» THE REQUEST
Scan the material below for the string "from", and copy every line where it shows up.

» LISTING

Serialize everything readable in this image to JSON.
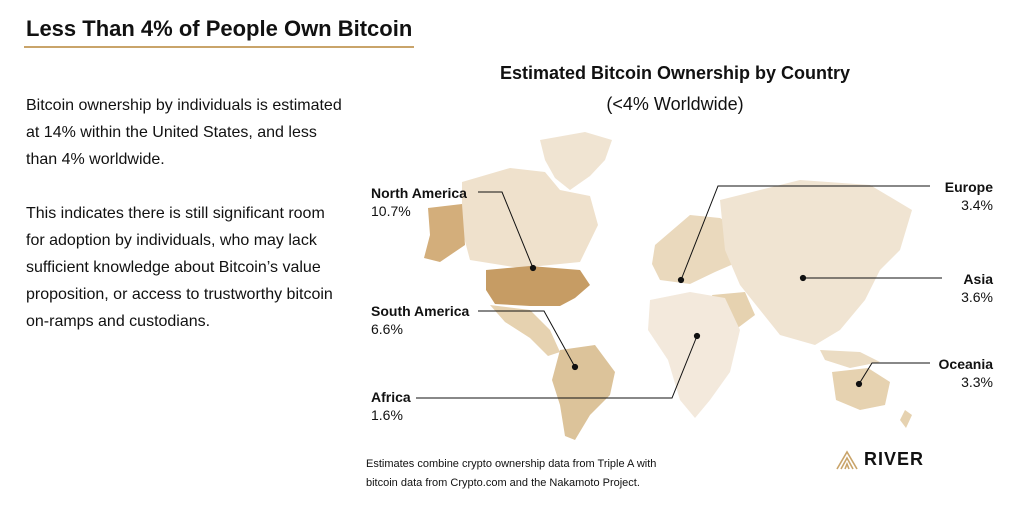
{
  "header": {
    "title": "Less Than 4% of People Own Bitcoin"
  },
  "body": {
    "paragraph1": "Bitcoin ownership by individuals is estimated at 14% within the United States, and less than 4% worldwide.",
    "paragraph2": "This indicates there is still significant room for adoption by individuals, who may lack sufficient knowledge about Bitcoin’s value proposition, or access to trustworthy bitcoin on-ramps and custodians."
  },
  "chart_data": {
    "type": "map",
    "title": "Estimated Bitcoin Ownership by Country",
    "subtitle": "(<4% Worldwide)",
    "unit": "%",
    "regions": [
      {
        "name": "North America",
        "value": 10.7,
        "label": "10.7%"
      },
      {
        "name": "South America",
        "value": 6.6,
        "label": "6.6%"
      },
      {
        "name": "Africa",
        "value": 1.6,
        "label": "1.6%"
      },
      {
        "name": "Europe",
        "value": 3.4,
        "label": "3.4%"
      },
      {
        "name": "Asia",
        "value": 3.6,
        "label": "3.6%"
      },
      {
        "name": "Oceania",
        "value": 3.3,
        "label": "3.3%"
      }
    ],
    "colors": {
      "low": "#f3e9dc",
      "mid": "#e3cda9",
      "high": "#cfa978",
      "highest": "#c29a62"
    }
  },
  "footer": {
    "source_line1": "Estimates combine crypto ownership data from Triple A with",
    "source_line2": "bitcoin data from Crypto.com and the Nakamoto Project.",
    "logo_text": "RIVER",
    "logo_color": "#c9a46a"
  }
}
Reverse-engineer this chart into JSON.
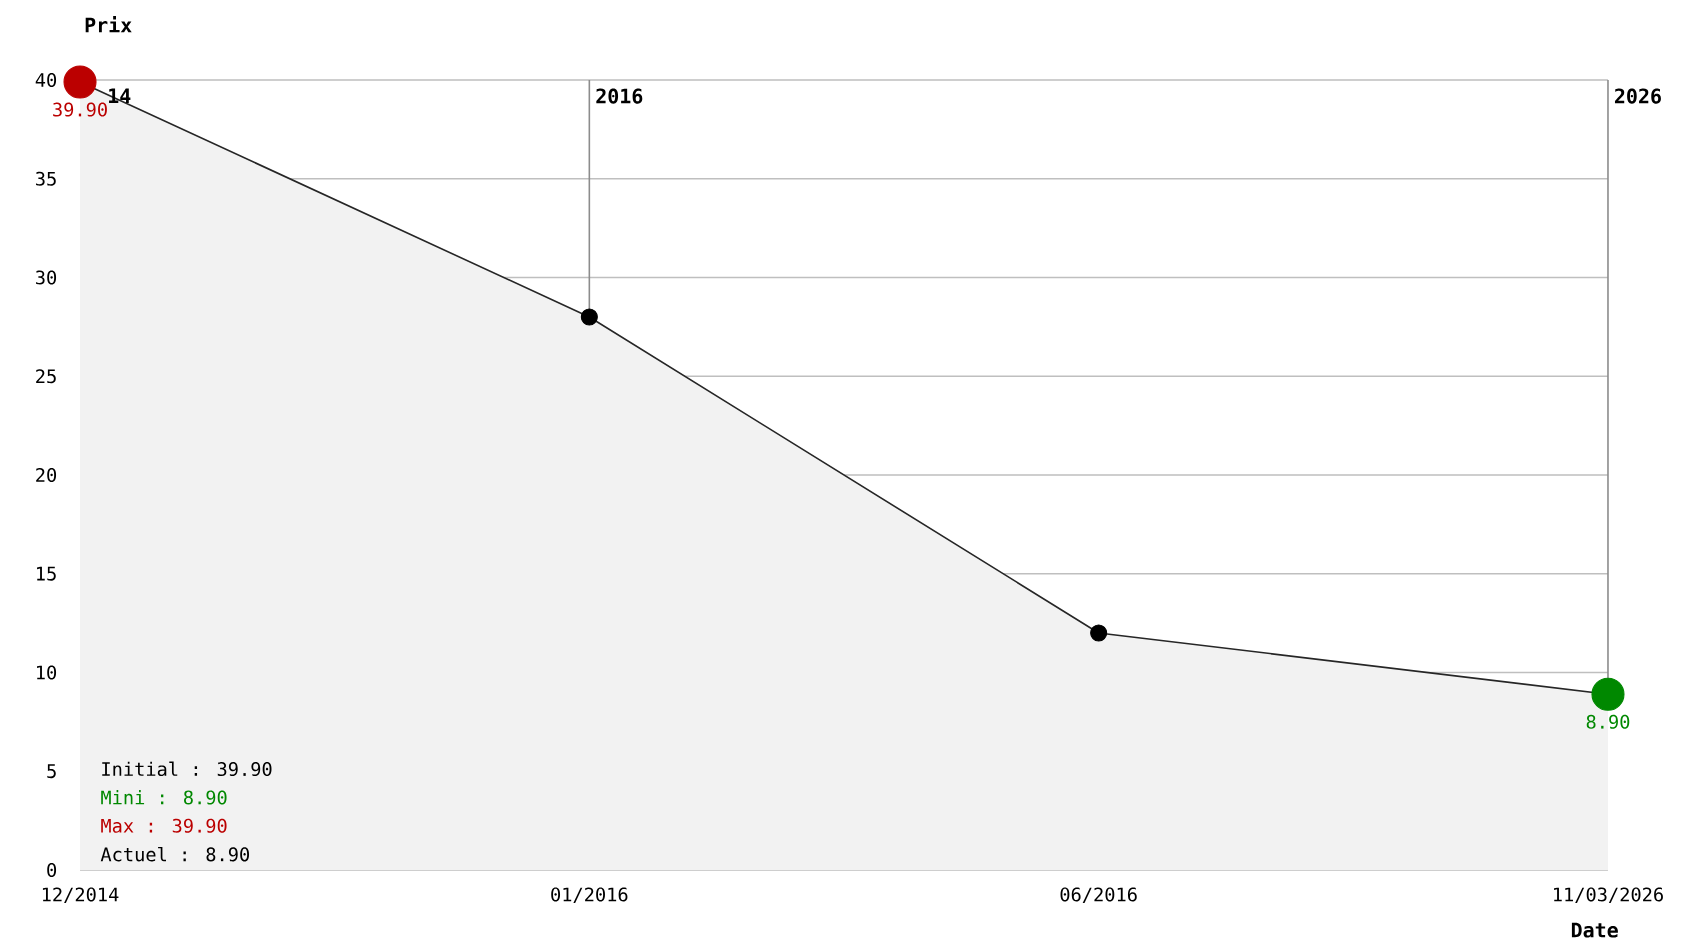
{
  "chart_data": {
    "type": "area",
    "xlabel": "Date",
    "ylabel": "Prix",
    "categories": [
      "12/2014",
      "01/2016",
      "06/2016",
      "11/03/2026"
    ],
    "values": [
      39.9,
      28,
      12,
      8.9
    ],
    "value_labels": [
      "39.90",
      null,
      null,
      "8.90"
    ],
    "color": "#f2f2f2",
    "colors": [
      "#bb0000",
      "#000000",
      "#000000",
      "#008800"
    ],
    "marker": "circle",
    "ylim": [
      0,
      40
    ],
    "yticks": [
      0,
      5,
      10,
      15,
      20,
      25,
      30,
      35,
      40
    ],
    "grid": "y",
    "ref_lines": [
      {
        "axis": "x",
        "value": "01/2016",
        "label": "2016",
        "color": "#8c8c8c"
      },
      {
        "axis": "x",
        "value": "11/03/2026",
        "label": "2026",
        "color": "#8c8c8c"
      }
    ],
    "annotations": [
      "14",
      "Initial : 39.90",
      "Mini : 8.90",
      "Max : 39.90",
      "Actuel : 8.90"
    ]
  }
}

» TASK OUTPUT
    "source_line1": "Estimates combine crypto ownership data from Triple A with",
    "source_line2": "bitcoin data from Crypto.com and the Nakamoto Project.",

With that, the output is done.